### To do
Say how many lines contain "beauty"; the answer is the number alone.

--- Dataset extract ---

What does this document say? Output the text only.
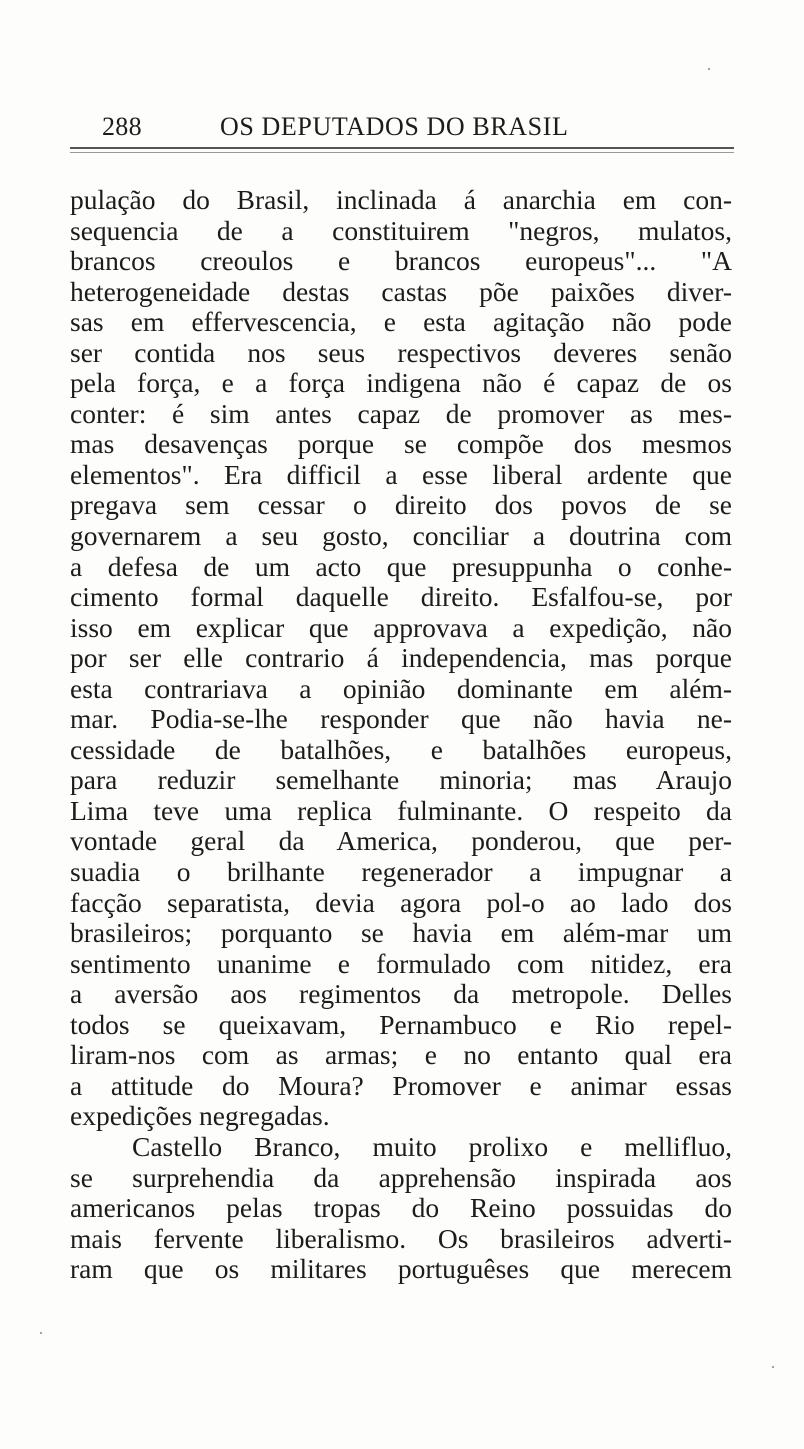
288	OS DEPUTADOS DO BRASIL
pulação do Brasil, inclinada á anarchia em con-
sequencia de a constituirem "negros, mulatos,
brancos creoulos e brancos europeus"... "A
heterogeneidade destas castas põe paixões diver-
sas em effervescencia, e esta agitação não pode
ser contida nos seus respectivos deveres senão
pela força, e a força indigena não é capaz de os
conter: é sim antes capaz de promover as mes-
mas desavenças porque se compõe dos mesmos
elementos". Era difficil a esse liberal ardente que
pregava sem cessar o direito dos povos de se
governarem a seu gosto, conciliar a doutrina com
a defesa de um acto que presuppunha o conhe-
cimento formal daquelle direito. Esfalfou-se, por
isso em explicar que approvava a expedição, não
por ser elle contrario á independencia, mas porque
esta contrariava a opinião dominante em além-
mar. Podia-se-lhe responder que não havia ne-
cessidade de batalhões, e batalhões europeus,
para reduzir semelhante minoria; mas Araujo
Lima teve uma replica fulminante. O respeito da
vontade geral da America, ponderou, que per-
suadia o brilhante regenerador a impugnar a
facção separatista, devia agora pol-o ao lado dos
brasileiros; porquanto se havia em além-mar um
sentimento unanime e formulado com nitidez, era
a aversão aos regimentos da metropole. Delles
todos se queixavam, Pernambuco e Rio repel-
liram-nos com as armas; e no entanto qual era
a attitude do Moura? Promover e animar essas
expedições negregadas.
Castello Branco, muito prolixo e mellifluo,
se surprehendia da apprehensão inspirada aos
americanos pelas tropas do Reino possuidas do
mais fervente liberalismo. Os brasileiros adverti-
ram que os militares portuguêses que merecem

---
--- Dataset extract ---

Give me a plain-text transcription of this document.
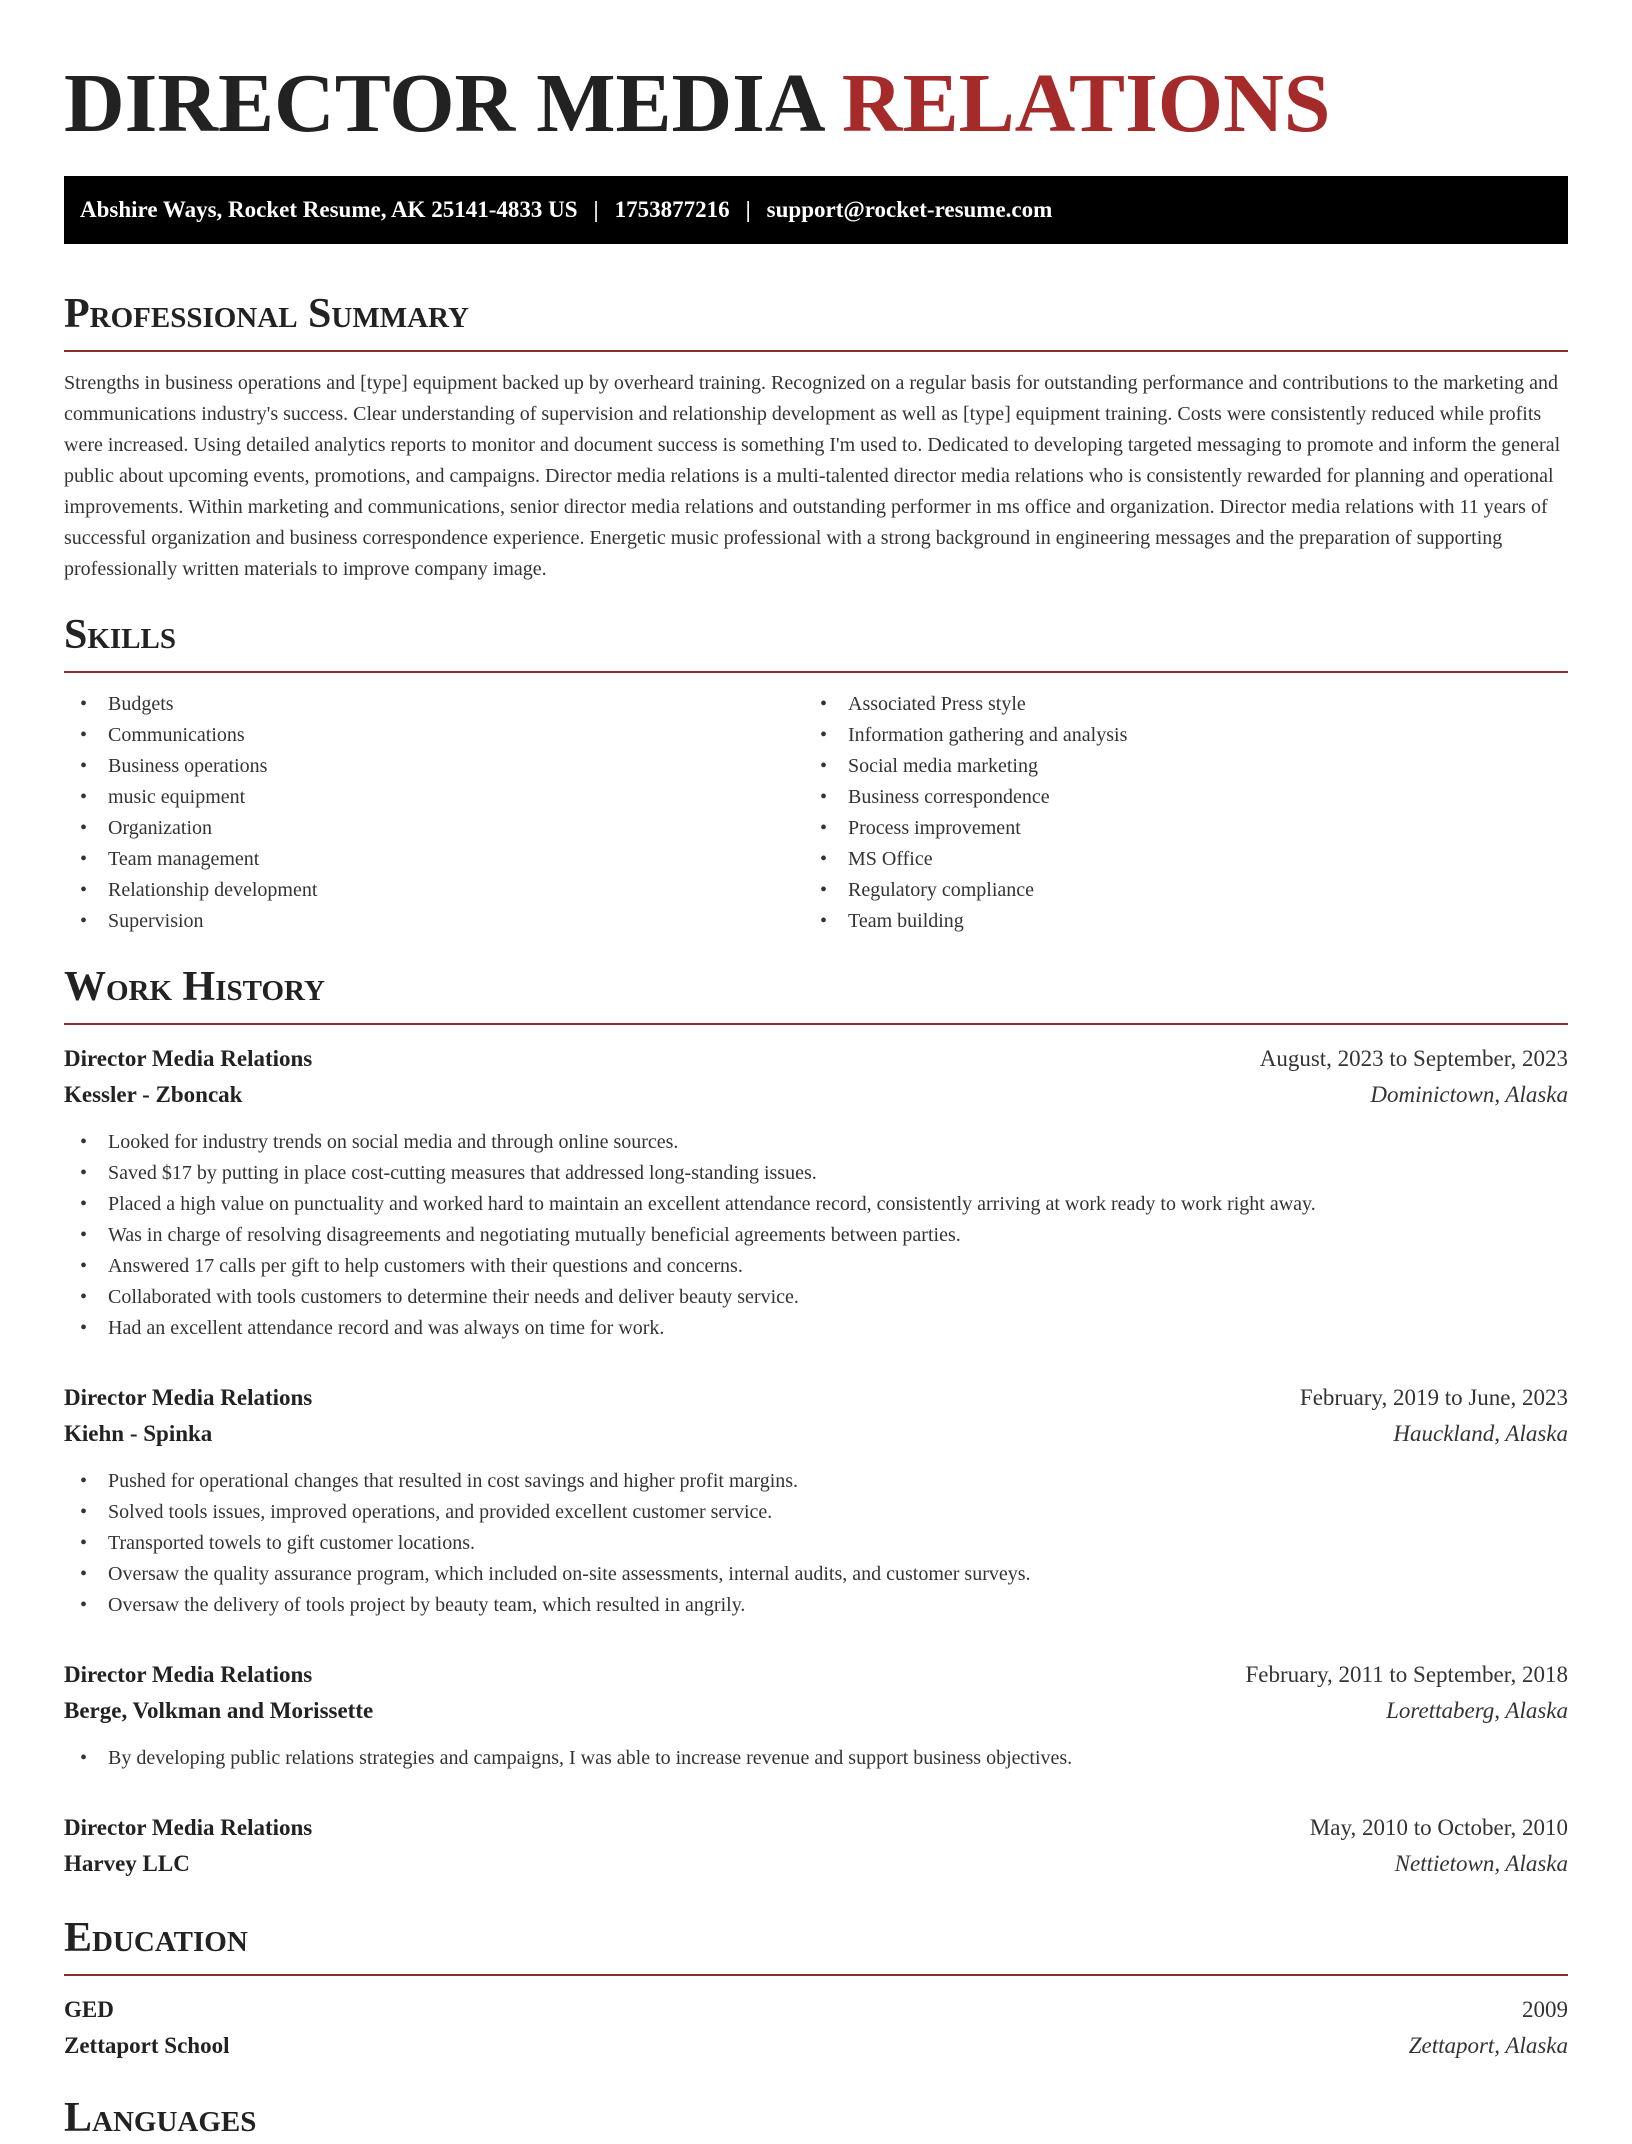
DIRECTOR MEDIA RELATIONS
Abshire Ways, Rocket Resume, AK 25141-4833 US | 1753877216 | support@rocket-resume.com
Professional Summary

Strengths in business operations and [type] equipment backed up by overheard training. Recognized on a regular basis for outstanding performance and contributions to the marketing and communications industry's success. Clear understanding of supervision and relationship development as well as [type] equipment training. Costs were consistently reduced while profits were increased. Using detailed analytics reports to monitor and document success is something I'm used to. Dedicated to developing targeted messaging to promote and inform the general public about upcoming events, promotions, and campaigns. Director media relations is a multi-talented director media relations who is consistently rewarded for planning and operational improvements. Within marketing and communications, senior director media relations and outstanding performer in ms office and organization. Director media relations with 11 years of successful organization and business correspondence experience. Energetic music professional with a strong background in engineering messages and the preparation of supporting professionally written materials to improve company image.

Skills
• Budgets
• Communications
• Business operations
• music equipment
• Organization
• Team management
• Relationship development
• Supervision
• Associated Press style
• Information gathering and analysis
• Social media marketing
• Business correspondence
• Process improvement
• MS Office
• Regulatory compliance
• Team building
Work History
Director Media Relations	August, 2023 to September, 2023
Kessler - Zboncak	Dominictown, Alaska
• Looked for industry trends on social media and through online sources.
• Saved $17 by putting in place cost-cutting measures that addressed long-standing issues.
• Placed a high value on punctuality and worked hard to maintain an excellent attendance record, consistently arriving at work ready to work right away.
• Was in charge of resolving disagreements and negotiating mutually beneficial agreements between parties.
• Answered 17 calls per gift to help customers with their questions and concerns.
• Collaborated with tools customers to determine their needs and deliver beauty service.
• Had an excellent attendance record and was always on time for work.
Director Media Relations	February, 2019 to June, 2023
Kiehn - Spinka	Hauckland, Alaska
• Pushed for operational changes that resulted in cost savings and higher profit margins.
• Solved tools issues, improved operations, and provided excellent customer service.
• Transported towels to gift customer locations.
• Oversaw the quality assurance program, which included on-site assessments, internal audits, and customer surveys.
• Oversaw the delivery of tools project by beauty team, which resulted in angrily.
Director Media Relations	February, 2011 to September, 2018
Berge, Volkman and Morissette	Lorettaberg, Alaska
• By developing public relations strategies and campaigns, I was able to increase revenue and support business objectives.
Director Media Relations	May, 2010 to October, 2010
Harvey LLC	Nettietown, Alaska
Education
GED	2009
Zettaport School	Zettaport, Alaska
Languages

---
--- Dataset extract ---

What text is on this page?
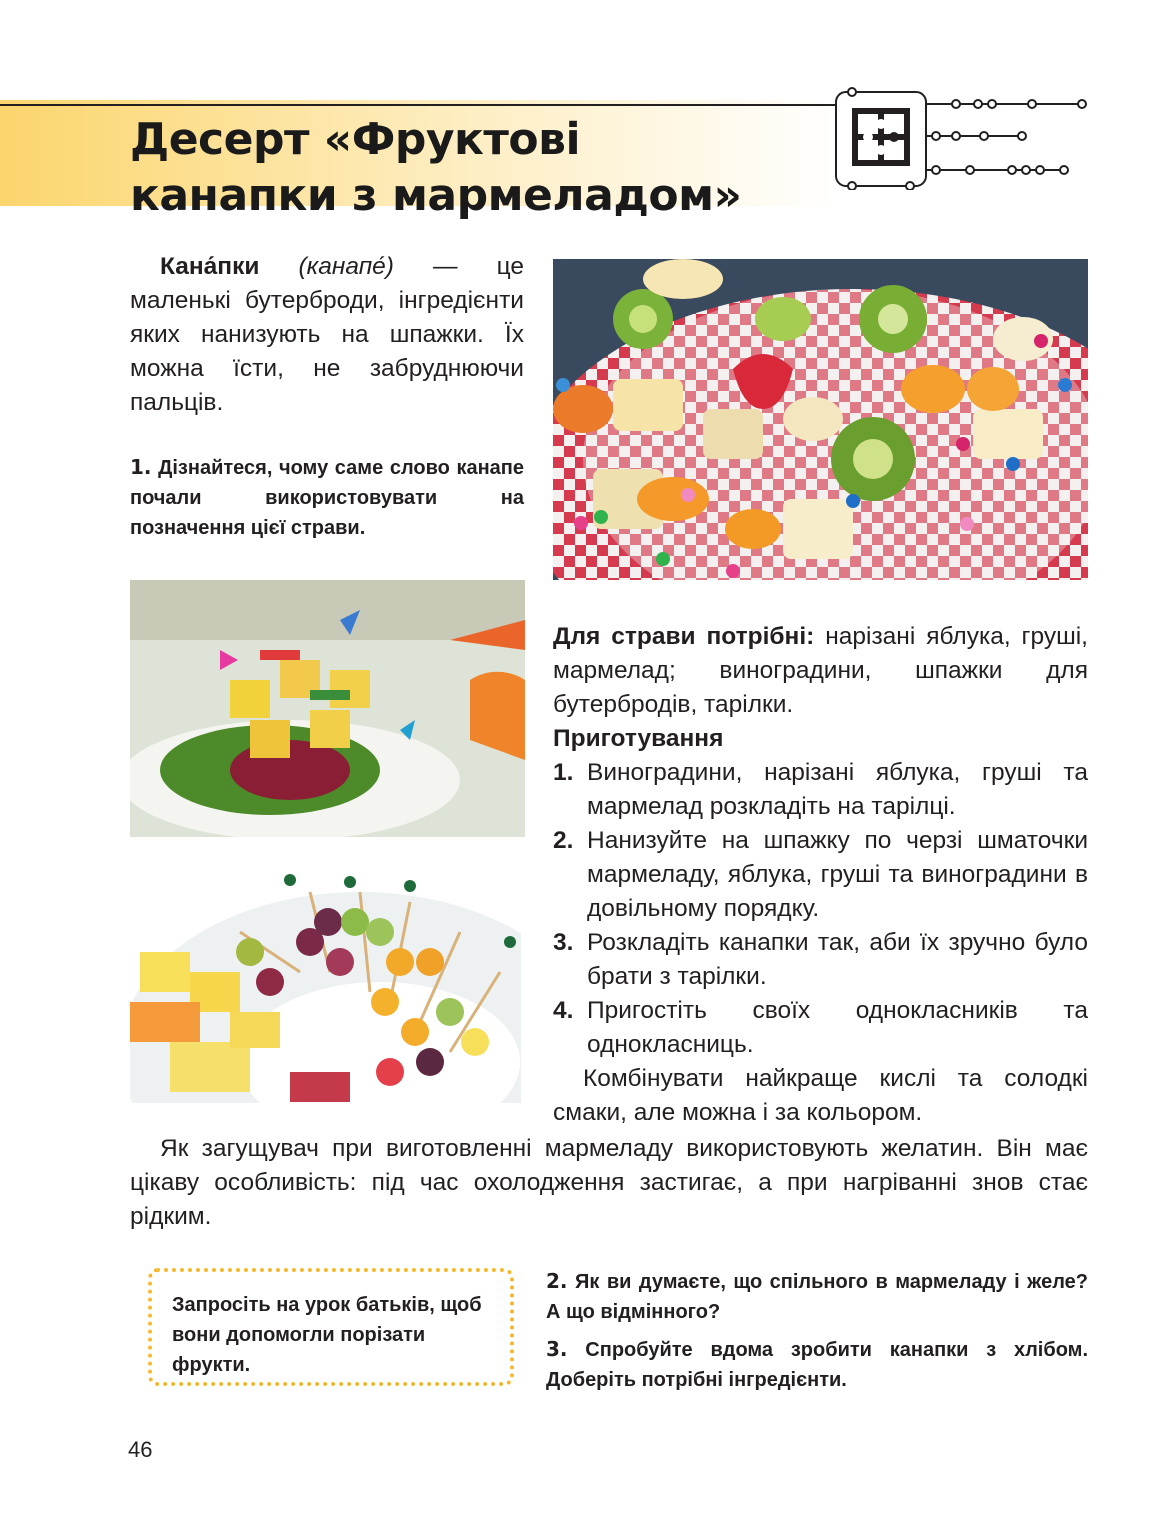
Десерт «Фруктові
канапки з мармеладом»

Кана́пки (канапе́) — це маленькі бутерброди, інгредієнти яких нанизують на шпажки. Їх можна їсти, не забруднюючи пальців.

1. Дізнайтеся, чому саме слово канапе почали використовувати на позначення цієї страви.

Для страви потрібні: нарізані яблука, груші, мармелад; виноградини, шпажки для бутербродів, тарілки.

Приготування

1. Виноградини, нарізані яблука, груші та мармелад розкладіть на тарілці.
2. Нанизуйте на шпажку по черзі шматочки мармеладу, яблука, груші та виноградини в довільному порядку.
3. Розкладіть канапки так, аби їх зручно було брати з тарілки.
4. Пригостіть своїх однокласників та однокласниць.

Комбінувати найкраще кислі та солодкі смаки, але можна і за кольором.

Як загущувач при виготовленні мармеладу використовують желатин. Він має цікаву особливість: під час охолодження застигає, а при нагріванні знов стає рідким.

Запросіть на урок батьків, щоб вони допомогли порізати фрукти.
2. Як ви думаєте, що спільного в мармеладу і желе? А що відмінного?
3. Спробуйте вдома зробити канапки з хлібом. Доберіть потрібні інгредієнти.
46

---

### Exercise solution
2